> [MATERIAL TO PROCESS]
+-------+

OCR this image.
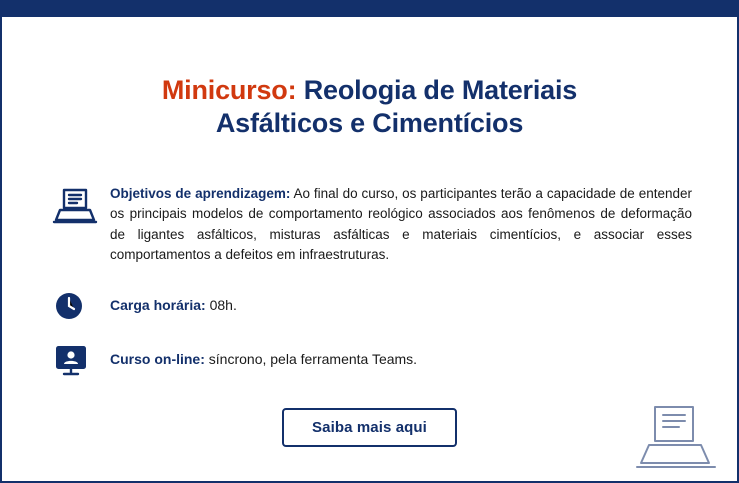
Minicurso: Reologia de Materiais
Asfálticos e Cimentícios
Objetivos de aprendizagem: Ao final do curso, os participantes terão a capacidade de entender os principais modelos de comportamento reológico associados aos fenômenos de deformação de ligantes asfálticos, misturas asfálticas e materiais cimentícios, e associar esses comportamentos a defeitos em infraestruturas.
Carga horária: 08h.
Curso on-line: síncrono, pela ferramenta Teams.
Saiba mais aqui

+-------+

> [TASK TO CARRY OUT]
Skip the pictures and transcribe the rest of the records exactly.

> [SOLUTION TO THIS TASK]
OCR this image.
Minicurso: Reologia de Materiais
Asfálticos e Cimentícios
Objetivos de aprendizagem: Ao final do curso, os participantes terão a capacidade de entender os principais modelos de comportamento reológico associados aos fenômenos de deformação de ligantes asfálticos, misturas asfálticas e materiais cimentícios, e associar esses comportamentos a defeitos em infraestruturas.
Carga horária: 08h.
Curso on-line: síncrono, pela ferramenta Teams.
Saiba mais aqui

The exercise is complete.